EXERCISE DESCRIPTION: Omit the images, then print each record below exactly as it reads.

Dataset records on visual material
* start *

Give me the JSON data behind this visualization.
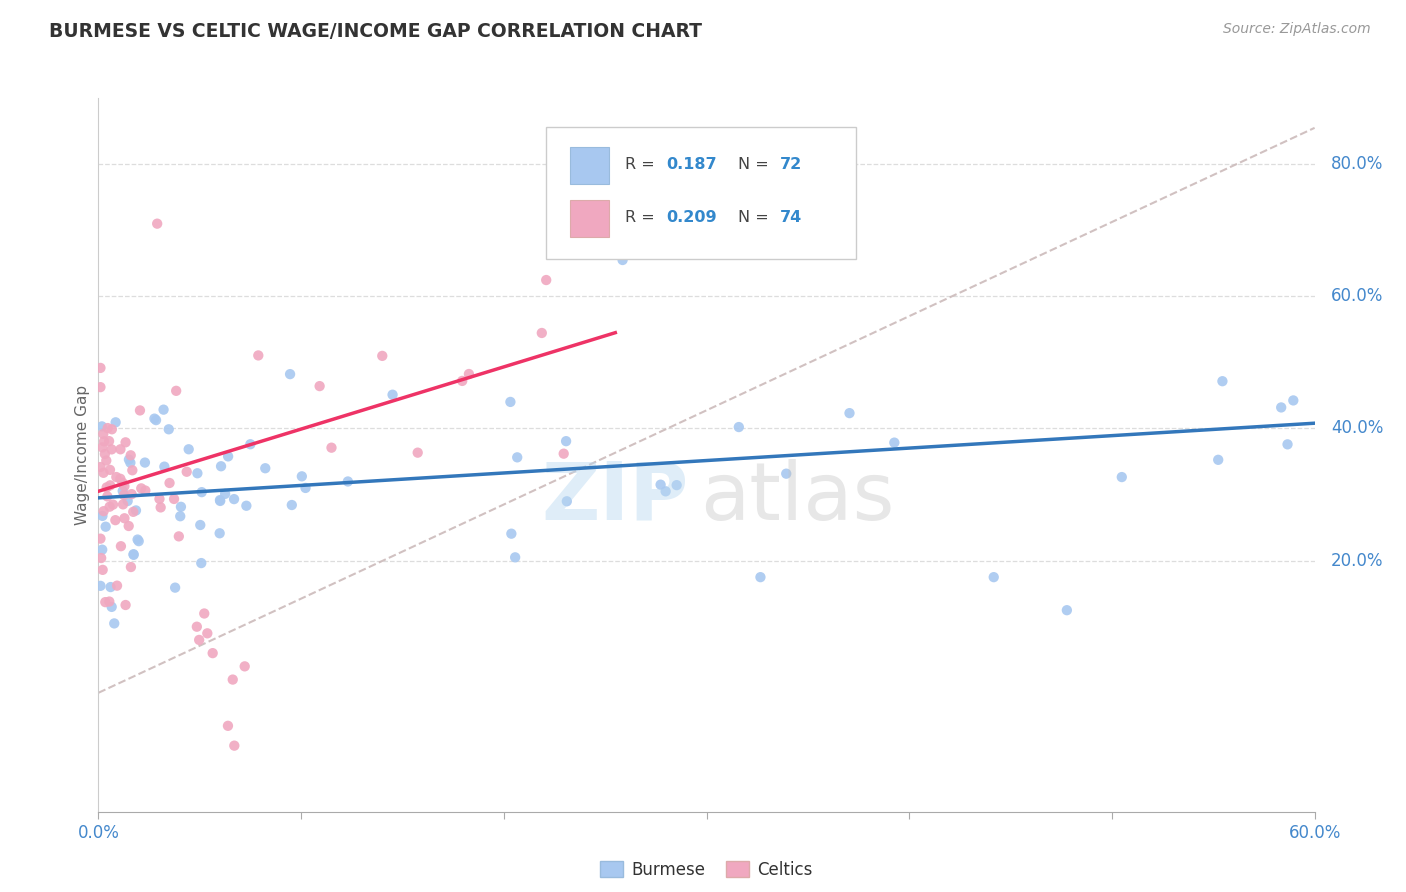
{
  "title": "BURMESE VS CELTIC WAGE/INCOME GAP CORRELATION CHART",
  "source": "Source: ZipAtlas.com",
  "ylabel": "Wage/Income Gap",
  "legend_label1": "Burmese",
  "legend_label2": "Celtics",
  "legend_R1": "0.187",
  "legend_N1": "72",
  "legend_R2": "0.209",
  "legend_N2": "74",
  "burmese_color": "#a8c8f0",
  "celtics_color": "#f0a8c0",
  "burmese_line_color": "#3377bb",
  "celtics_line_color": "#ee3366",
  "ref_line_color": "#ccbbbb",
  "background_color": "#ffffff",
  "xmin": 0.0,
  "xmax": 0.6,
  "ymin": -0.18,
  "ymax": 0.9,
  "burmese_trend_x": [
    0.0,
    0.6
  ],
  "burmese_trend_y": [
    0.295,
    0.408
  ],
  "celtics_trend_x": [
    0.0,
    0.255
  ],
  "celtics_trend_y": [
    0.305,
    0.545
  ],
  "ref_line_x": [
    0.0,
    0.6
  ],
  "ref_line_y": [
    0.0,
    0.855
  ]
}
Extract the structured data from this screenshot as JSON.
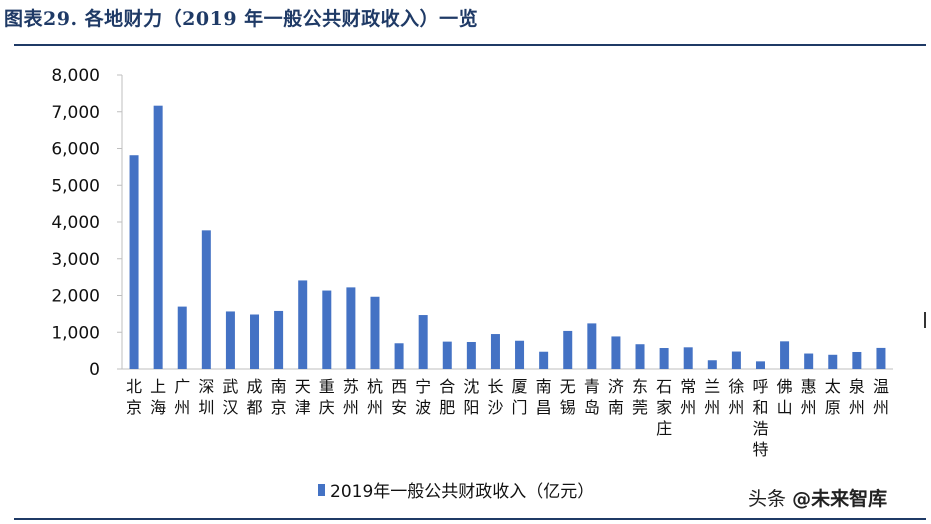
{
  "title": "图表29.  各地财力（2019 年一般公共财政收入）一览",
  "watermark": {
    "prefix": "头条",
    "handle": "@未来智库"
  },
  "colors": {
    "bar": "#4472c4",
    "title": "#1f3a66",
    "axis": "#bfbfbf"
  },
  "chart_data": {
    "type": "bar",
    "categories": [
      "北京",
      "上海",
      "广州",
      "深圳",
      "武汉",
      "成都",
      "南京",
      "天津",
      "重庆",
      "苏州",
      "杭州",
      "西安",
      "宁波",
      "合肥",
      "沈阳",
      "长沙",
      "厦门",
      "南昌",
      "无锡",
      "青岛",
      "济南",
      "东莞",
      "石家庄",
      "常州",
      "兰州",
      "徐州",
      "呼和浩特",
      "佛山",
      "惠州",
      "太原",
      "泉州",
      "温州"
    ],
    "series": [
      {
        "name": "2019年一般公共财政收入（亿元）",
        "values": [
          5817,
          7165,
          1698,
          3773,
          1566,
          1483,
          1580,
          2410,
          2135,
          2221,
          1966,
          700,
          1468,
          745,
          735,
          951,
          769,
          470,
          1036,
          1241,
          886,
          674,
          571,
          590,
          238,
          475,
          208,
          753,
          421,
          387,
          463,
          574
        ]
      }
    ],
    "ylim": [
      0,
      8000
    ],
    "yticks": [
      "0",
      "1,000",
      "2,000",
      "3,000",
      "4,000",
      "5,000",
      "6,000",
      "7,000",
      "8,000"
    ],
    "grid": false,
    "legend": "bottom"
  }
}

* end *

SOLUTION:
Give me the JSON data behind this visualization.
{
  "title": "BURMESE VS CELTIC WAGE/INCOME GAP CORRELATION CHART",
  "source": "Source: ZipAtlas.com",
  "ylabel": "Wage/Income Gap",
  "legend_label1": "Burmese",
  "legend_label2": "Celtics",
  "legend_R1": "0.187",
  "legend_N1": "72",
  "legend_R2": "0.209",
  "legend_N2": "74",
  "burmese_color": "#a8c8f0",
  "celtics_color": "#f0a8c0",
  "burmese_line_color": "#3377bb",
  "celtics_line_color": "#ee3366",
  "ref_line_color": "#ccbbbb",
  "background_color": "#ffffff",
  "xmin": 0.0,
  "xmax": 0.6,
  "ymin": -0.18,
  "ymax": 0.9,
  "burmese_trend_x": [
    0.0,
    0.6
  ],
  "burmese_trend_y": [
    0.295,
    0.408
  ],
  "celtics_trend_x": [
    0.0,
    0.255
  ],
  "celtics_trend_y": [
    0.305,
    0.545
  ],
  "ref_line_x": [
    0.0,
    0.6
  ],
  "ref_line_y": [
    0.0,
    0.855
  ]
}
Extract the structured data from this screenshot as JSON.
{
  "title": "图表29.  各地财力（2019 年一般公共财政收入）一览",
  "watermark": {
    "prefix": "头条",
    "handle": "@未来智库"
  },
  "colors": {
    "bar": "#4472c4",
    "title": "#1f3a66",
    "axis": "#bfbfbf"
  },
  "chart_data": {
    "type": "bar",
    "categories": [
      "北京",
      "上海",
      "广州",
      "深圳",
      "武汉",
      "成都",
      "南京",
      "天津",
      "重庆",
      "苏州",
      "杭州",
      "西安",
      "宁波",
      "合肥",
      "沈阳",
      "长沙",
      "厦门",
      "南昌",
      "无锡",
      "青岛",
      "济南",
      "东莞",
      "石家庄",
      "常州",
      "兰州",
      "徐州",
      "呼和浩特",
      "佛山",
      "惠州",
      "太原",
      "泉州",
      "温州"
    ],
    "series": [
      {
        "name": "2019年一般公共财政收入（亿元）",
        "values": [
          5817,
          7165,
          1698,
          3773,
          1566,
          1483,
          1580,
          2410,
          2135,
          2221,
          1966,
          700,
          1468,
          745,
          735,
          951,
          769,
          470,
          1036,
          1241,
          886,
          674,
          571,
          590,
          238,
          475,
          208,
          753,
          421,
          387,
          463,
          574
        ]
      }
    ],
    "ylim": [
      0,
      8000
    ],
    "yticks": [
      "0",
      "1,000",
      "2,000",
      "3,000",
      "4,000",
      "5,000",
      "6,000",
      "7,000",
      "8,000"
    ],
    "grid": false,
    "legend": "bottom"
  }
}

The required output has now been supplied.